───── EXTRACTED RECORDS ─────
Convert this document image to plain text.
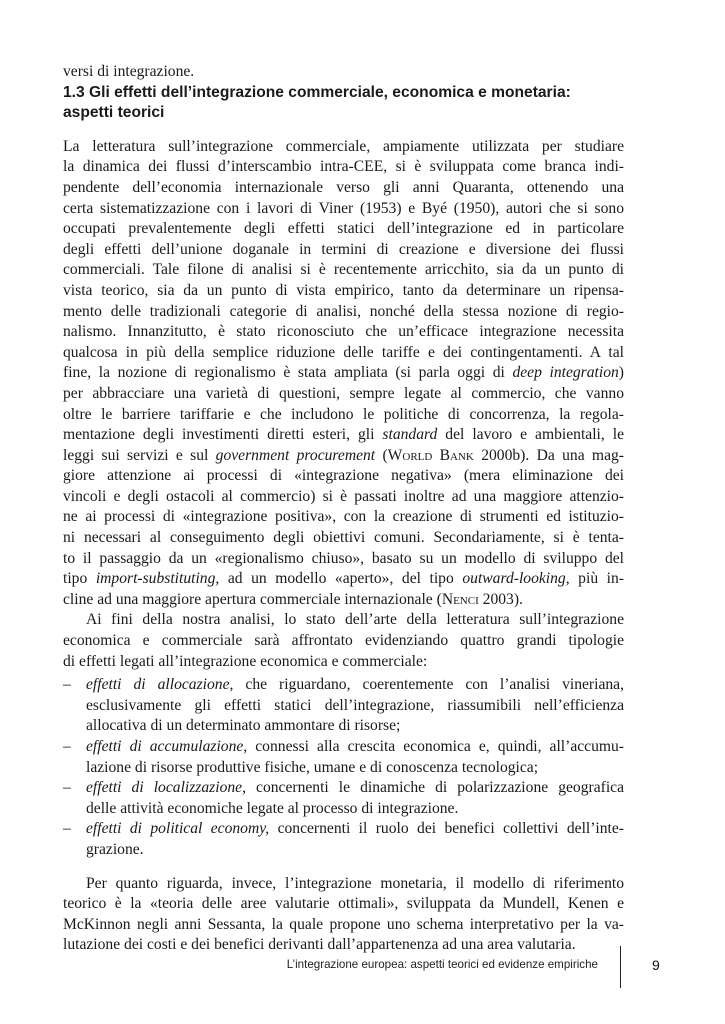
versi di integrazione.
1.3 Gli effetti dell’integrazione commerciale, economica e monetaria:
aspetti teorici
La letteratura sull’integrazione commerciale, ampiamente utilizzata per studiare
la dinamica dei flussi d’interscambio intra-CEE, si è sviluppata come branca indi-
pendente dell’economia internazionale verso gli anni Quaranta, ottenendo una
certa sistematizzazione con i lavori di Viner (1953) e Byé (1950), autori che si sono
occupati prevalentemente degli effetti statici dell’integrazione ed in particolare
degli effetti dell’unione doganale in termini di creazione e diversione dei flussi
commerciali. Tale filone di analisi si è recentemente arricchito, sia da un punto di
vista teorico, sia da un punto di vista empirico, tanto da determinare un ripensa-
mento delle tradizionali categorie di analisi, nonché della stessa nozione di regio-
nalismo. Innanzitutto, è stato riconosciuto che un’efficace integrazione necessita
qualcosa in più della semplice riduzione delle tariffe e dei contingentamenti. A tal
fine, la nozione di regionalismo è stata ampliata (si parla oggi di deep integration)
per abbracciare una varietà di questioni, sempre legate al commercio, che vanno
oltre le barriere tariffarie e che includono le politiche di concorrenza, la regola-
mentazione degli investimenti diretti esteri, gli standard del lavoro e ambientali, le
leggi sui servizi e sul government procurement (World Bank 2000b). Da una mag-
giore attenzione ai processi di «integrazione negativa» (mera eliminazione dei
vincoli e degli ostacoli al commercio) si è passati inoltre ad una maggiore attenzio-
ne ai processi di «integrazione positiva», con la creazione di strumenti ed istituzio-
ni necessari al conseguimento degli obiettivi comuni. Secondariamente, si è tenta-
to il passaggio da un «regionalismo chiuso», basato su un modello di sviluppo del
tipo import-substituting, ad un modello «aperto», del tipo outward-looking, più in-
cline ad una maggiore apertura commerciale internazionale (Nenci 2003).
Ai fini della nostra analisi, lo stato dell’arte della letteratura sull’integrazione
economica e commerciale sarà affrontato evidenziando quattro grandi tipologie
di effetti legati all’integrazione economica e commerciale:
– effetti di allocazione, che riguardano, coerentemente con l’analisi vineriana,
esclusivamente gli effetti statici dell’integrazione, riassumibili nell’efficienza
allocativa di un determinato ammontare di risorse;
– effetti di accumulazione, connessi alla crescita economica e, quindi, all’accumu-
lazione di risorse produttive fisiche, umane e di conoscenza tecnologica;
– effetti di localizzazione, concernenti le dinamiche di polarizzazione geografica
delle attività economiche legate al processo di integrazione.
– effetti di political economy, concernenti il ruolo dei benefici collettivi dell’inte-
grazione.
Per quanto riguarda, invece, l’integrazione monetaria, il modello di riferimento
teorico è la «teoria delle aree valutarie ottimali», sviluppata da Mundell, Kenen e
McKinnon negli anni Sessanta, la quale propone uno schema interpretativo per la va-
lutazione dei costi e dei benefici derivanti dall’appartenenza ad una area valutaria.
L’integrazione europea: aspetti teorici ed evidenze empiriche	9
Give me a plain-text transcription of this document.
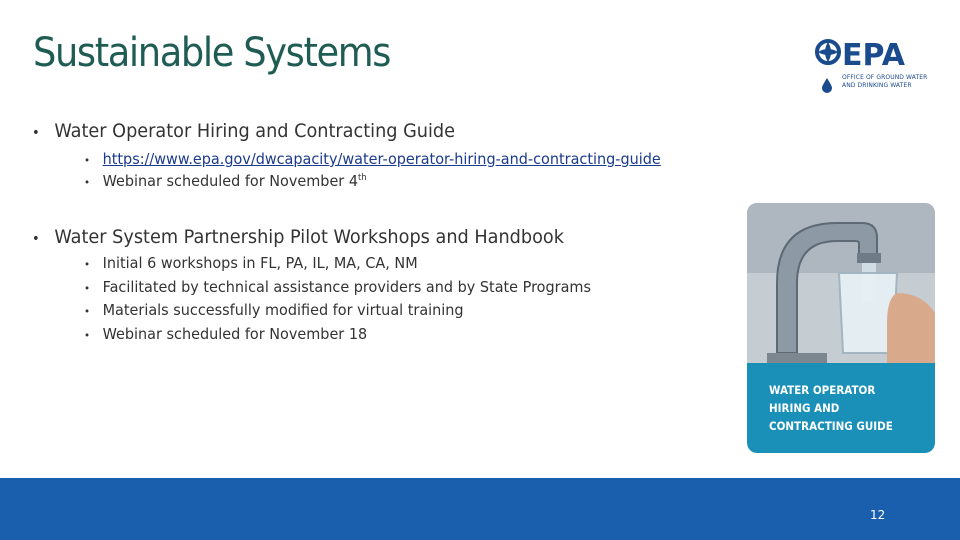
Sustainable Systems	EPA
OFFICE OF GROUND WATER
AND DRINKING WATER
• Water Operator Hiring and Contracting Guide
• https://www.epa.gov/dwcapacity/water-operator-hiring-and-contracting-guide
• Webinar scheduled for November 4th
• Water System Partnership Pilot Workshops and Handbook
• Initial 6 workshops in FL, PA, IL, MA, CA, NM
• Facilitated by technical assistance providers and by State Programs
• Materials successfully modified for virtual training
• Webinar scheduled for November 18
WATER OPERATOR
HIRING AND
CONTRACTING GUIDE
12
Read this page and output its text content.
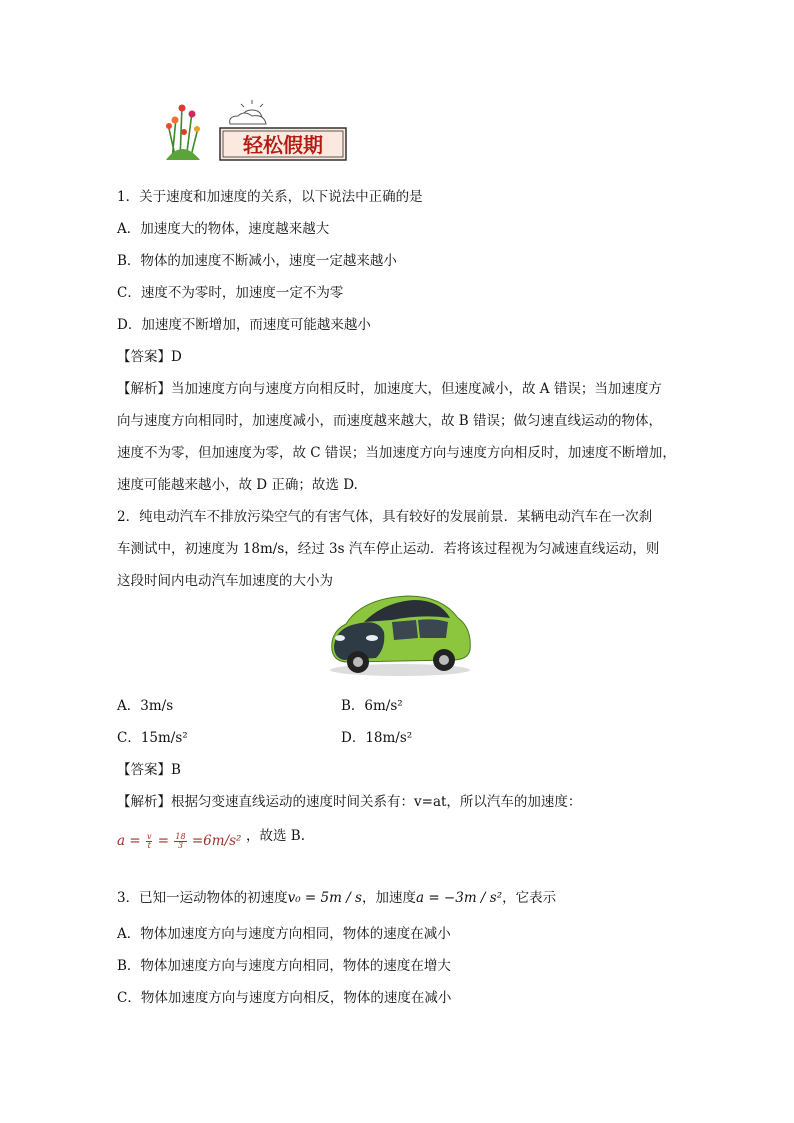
轻松假期
1．关于速度和加速度的关系，以下说法中正确的是
A．加速度大的物体，速度越来越大
B．物体的加速度不断减小，速度一定越来越小
C．速度不为零时，加速度一定不为零
D．加速度不断增加，而速度可能越来越小
【答案】D
【解析】当加速度方向与速度方向相反时，加速度大，但速度减小，故 A 错误；当加速度方
向与速度方向相同时，加速度减小，而速度越来越大，故 B 错误；做匀速直线运动的物体，
速度不为零，但加速度为零，故 C 错误；当加速度方向与速度方向相反时，加速度不断增加，
速度可能越来越小，故 D 正确；故选 D.
2．纯电动汽车不排放污染空气的有害气体，具有较好的发展前景．某辆电动汽车在一次刹
车测试中，初速度为 18m/s，经过 3s 汽车停止运动．若将该过程视为匀减速直线运动，则
这段时间内电动汽车加速度的大小为
A．3m/s	B．6m/s²
C．15m/s²	D．18m/s²
【答案】B
【解析】根据匀变速直线运动的速度时间关系有：v=at，所以汽车的加速度：
$a = \frac{v}{t} = \frac{18}{3} =6m/s^2$ ，故选 B.
3．已知一运动物体的初速度v₀ = 5m / s，加速度a = −3m / s²，它表示
A．物体加速度方向与速度方向相同，物体的速度在减小
B．物体加速度方向与速度方向相同，物体的速度在增大
C．物体加速度方向与速度方向相反，物体的速度在减小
─────
[PROBLEM DESCRIPTION]:
Of the lines in the data, how many hold the string "punto"? State the number, nothing else.

[THE OUTPUT]:
2